- **Data extracted from a collection**:
◆ ◆ ◆ ◆ ◆

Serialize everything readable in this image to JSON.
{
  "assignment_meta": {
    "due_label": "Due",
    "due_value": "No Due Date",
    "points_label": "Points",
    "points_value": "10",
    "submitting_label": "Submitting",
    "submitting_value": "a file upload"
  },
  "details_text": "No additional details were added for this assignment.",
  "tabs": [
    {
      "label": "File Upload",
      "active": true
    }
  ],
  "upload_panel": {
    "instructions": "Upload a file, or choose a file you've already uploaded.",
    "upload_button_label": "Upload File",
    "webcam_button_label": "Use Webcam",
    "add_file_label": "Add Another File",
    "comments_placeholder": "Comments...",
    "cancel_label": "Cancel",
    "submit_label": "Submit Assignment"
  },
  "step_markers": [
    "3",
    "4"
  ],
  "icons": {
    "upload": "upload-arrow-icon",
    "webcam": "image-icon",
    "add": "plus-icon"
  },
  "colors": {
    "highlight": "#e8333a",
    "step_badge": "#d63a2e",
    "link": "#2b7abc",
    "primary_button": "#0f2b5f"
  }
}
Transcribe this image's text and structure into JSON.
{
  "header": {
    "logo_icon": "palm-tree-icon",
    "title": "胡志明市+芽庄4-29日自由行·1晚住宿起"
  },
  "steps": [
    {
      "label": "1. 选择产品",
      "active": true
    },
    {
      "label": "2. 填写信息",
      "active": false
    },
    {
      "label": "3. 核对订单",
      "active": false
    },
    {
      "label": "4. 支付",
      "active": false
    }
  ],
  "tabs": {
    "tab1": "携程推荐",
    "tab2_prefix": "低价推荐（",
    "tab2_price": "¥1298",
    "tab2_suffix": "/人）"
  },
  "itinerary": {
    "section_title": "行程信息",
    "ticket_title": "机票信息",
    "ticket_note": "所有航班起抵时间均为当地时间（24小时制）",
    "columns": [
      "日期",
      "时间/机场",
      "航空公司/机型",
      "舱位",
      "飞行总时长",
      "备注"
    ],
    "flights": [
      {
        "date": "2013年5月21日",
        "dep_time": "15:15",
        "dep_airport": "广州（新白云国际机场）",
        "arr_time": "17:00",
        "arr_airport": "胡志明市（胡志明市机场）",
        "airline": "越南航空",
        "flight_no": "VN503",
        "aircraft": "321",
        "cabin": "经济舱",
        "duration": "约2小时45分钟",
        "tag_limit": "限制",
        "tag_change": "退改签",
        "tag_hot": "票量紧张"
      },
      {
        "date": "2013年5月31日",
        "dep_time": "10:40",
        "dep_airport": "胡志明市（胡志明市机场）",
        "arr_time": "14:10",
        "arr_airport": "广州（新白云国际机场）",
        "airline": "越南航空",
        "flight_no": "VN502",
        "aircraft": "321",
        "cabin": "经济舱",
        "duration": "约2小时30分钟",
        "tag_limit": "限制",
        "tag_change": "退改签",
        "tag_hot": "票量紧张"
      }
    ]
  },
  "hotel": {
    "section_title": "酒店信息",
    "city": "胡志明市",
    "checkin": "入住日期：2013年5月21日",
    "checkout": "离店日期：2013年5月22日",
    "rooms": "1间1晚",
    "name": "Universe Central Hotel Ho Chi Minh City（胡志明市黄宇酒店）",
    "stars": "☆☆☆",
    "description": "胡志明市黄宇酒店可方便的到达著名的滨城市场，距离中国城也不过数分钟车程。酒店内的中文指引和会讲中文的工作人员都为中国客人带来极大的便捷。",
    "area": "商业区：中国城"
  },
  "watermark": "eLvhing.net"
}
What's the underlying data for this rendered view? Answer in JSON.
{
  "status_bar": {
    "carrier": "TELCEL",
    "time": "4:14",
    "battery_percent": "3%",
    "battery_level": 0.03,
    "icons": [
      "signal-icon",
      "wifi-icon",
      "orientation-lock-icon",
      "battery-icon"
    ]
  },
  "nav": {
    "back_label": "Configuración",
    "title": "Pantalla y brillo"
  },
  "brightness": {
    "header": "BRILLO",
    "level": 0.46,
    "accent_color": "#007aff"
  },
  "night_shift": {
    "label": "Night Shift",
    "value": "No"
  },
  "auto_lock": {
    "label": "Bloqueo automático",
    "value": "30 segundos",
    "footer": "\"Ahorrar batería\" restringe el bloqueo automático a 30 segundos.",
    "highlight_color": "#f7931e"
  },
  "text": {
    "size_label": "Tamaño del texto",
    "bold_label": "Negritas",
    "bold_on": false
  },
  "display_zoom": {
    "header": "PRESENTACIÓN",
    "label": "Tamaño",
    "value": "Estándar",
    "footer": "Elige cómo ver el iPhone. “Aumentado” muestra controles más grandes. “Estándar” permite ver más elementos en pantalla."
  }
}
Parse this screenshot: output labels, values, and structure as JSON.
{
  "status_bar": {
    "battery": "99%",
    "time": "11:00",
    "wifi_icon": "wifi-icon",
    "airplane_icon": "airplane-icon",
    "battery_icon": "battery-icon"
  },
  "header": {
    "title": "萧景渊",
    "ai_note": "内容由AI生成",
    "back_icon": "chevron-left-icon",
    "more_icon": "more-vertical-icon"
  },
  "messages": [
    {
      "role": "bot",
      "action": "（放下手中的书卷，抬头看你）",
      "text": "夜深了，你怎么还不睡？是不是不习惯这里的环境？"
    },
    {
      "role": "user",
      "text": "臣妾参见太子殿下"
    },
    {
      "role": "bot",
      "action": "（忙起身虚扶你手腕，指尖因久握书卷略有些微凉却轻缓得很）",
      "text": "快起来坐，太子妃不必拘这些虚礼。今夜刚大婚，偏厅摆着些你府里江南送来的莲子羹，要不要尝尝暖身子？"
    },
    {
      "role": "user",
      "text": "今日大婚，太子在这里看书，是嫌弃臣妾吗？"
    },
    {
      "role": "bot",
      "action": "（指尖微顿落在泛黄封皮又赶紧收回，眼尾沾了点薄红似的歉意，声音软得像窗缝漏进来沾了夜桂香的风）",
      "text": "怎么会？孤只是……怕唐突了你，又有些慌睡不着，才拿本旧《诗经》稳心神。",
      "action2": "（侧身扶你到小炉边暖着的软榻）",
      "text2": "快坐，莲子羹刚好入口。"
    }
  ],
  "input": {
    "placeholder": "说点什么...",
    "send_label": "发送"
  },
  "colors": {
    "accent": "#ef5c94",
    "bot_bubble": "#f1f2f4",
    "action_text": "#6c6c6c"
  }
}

◆ ◆ ◆ ◆ ◆

- **WHAT YOU NEED TO DO**: Every line of the records above needs to be given again exactly.

- **REPLY TO THE EXERCISE**:
Serialize everything readable in this image to JSON.
{
  "assignment_meta": {
    "due_label": "Due",
    "due_value": "No Due Date",
    "points_label": "Points",
    "points_value": "10",
    "submitting_label": "Submitting",
    "submitting_value": "a file upload"
  },
  "details_text": "No additional details were added for this assignment.",
  "tabs": [
    {
      "label": "File Upload",
      "active": true
    }
  ],
  "upload_panel": {
    "instructions": "Upload a file, or choose a file you've already uploaded.",
    "upload_button_label": "Upload File",
    "webcam_button_label": "Use Webcam",
    "add_file_label": "Add Another File",
    "comments_placeholder": "Comments...",
    "cancel_label": "Cancel",
    "submit_label": "Submit Assignment"
  },
  "step_markers": [
    "3",
    "4"
  ],
  "icons": {
    "upload": "upload-arrow-icon",
    "webcam": "image-icon",
    "add": "plus-icon"
  },
  "colors": {
    "highlight": "#e8333a",
    "step_badge": "#d63a2e",
    "link": "#2b7abc",
    "primary_button": "#0f2b5f"
  }
}
Transcribe this image's text and structure into JSON.
{
  "header": {
    "logo_icon": "palm-tree-icon",
    "title": "胡志明市+芽庄4-29日自由行·1晚住宿起"
  },
  "steps": [
    {
      "label": "1. 选择产品",
      "active": true
    },
    {
      "label": "2. 填写信息",
      "active": false
    },
    {
      "label": "3. 核对订单",
      "active": false
    },
    {
      "label": "4. 支付",
      "active": false
    }
  ],
  "tabs": {
    "tab1": "携程推荐",
    "tab2_prefix": "低价推荐（",
    "tab2_price": "¥1298",
    "tab2_suffix": "/人）"
  },
  "itinerary": {
    "section_title": "行程信息",
    "ticket_title": "机票信息",
    "ticket_note": "所有航班起抵时间均为当地时间（24小时制）",
    "columns": [
      "日期",
      "时间/机场",
      "航空公司/机型",
      "舱位",
      "飞行总时长",
      "备注"
    ],
    "flights": [
      {
        "date": "2013年5月21日",
        "dep_time": "15:15",
        "dep_airport": "广州（新白云国际机场）",
        "arr_time": "17:00",
        "arr_airport": "胡志明市（胡志明市机场）",
        "airline": "越南航空",
        "flight_no": "VN503",
        "aircraft": "321",
        "cabin": "经济舱",
        "duration": "约2小时45分钟",
        "tag_limit": "限制",
        "tag_change": "退改签",
        "tag_hot": "票量紧张"
      },
      {
        "date": "2013年5月31日",
        "dep_time": "10:40",
        "dep_airport": "胡志明市（胡志明市机场）",
        "arr_time": "14:10",
        "arr_airport": "广州（新白云国际机场）",
        "airline": "越南航空",
        "flight_no": "VN502",
        "aircraft": "321",
        "cabin": "经济舱",
        "duration": "约2小时30分钟",
        "tag_limit": "限制",
        "tag_change": "退改签",
        "tag_hot": "票量紧张"
      }
    ]
  },
  "hotel": {
    "section_title": "酒店信息",
    "city": "胡志明市",
    "checkin": "入住日期：2013年5月21日",
    "checkout": "离店日期：2013年5月22日",
    "rooms": "1间1晚",
    "name": "Universe Central Hotel Ho Chi Minh City（胡志明市黄宇酒店）",
    "stars": "☆☆☆",
    "description": "胡志明市黄宇酒店可方便的到达著名的滨城市场，距离中国城也不过数分钟车程。酒店内的中文指引和会讲中文的工作人员都为中国客人带来极大的便捷。",
    "area": "商业区：中国城"
  },
  "watermark": "eLvhing.net"
}
What's the underlying data for this rendered view? Answer in JSON.
{
  "status_bar": {
    "carrier": "TELCEL",
    "time": "4:14",
    "battery_percent": "3%",
    "battery_level": 0.03,
    "icons": [
      "signal-icon",
      "wifi-icon",
      "orientation-lock-icon",
      "battery-icon"
    ]
  },
  "nav": {
    "back_label": "Configuración",
    "title": "Pantalla y brillo"
  },
  "brightness": {
    "header": "BRILLO",
    "level": 0.46,
    "accent_color": "#007aff"
  },
  "night_shift": {
    "label": "Night Shift",
    "value": "No"
  },
  "auto_lock": {
    "label": "Bloqueo automático",
    "value": "30 segundos",
    "footer": "\"Ahorrar batería\" restringe el bloqueo automático a 30 segundos.",
    "highlight_color": "#f7931e"
  },
  "text": {
    "size_label": "Tamaño del texto",
    "bold_label": "Negritas",
    "bold_on": false
  },
  "display_zoom": {
    "header": "PRESENTACIÓN",
    "label": "Tamaño",
    "value": "Estándar",
    "footer": "Elige cómo ver el iPhone. “Aumentado” muestra controles más grandes. “Estándar” permite ver más elementos en pantalla."
  }
}
Parse this screenshot: output labels, values, and structure as JSON.
{
  "status_bar": {
    "battery": "99%",
    "time": "11:00",
    "wifi_icon": "wifi-icon",
    "airplane_icon": "airplane-icon",
    "battery_icon": "battery-icon"
  },
  "header": {
    "title": "萧景渊",
    "ai_note": "内容由AI生成",
    "back_icon": "chevron-left-icon",
    "more_icon": "more-vertical-icon"
  },
  "messages": [
    {
      "role": "bot",
      "action": "（放下手中的书卷，抬头看你）",
      "text": "夜深了，你怎么还不睡？是不是不习惯这里的环境？"
    },
    {
      "role": "user",
      "text": "臣妾参见太子殿下"
    },
    {
      "role": "bot",
      "action": "（忙起身虚扶你手腕，指尖因久握书卷略有些微凉却轻缓得很）",
      "text": "快起来坐，太子妃不必拘这些虚礼。今夜刚大婚，偏厅摆着些你府里江南送来的莲子羹，要不要尝尝暖身子？"
    },
    {
      "role": "user",
      "text": "今日大婚，太子在这里看书，是嫌弃臣妾吗？"
    },
    {
      "role": "bot",
      "action": "（指尖微顿落在泛黄封皮又赶紧收回，眼尾沾了点薄红似的歉意，声音软得像窗缝漏进来沾了夜桂香的风）",
      "text": "怎么会？孤只是……怕唐突了你，又有些慌睡不着，才拿本旧《诗经》稳心神。",
      "action2": "（侧身扶你到小炉边暖着的软榻）",
      "text2": "快坐，莲子羹刚好入口。"
    }
  ],
  "input": {
    "placeholder": "说点什么...",
    "send_label": "发送"
  },
  "colors": {
    "accent": "#ef5c94",
    "bot_bubble": "#f1f2f4",
    "action_text": "#6c6c6c"
  }
}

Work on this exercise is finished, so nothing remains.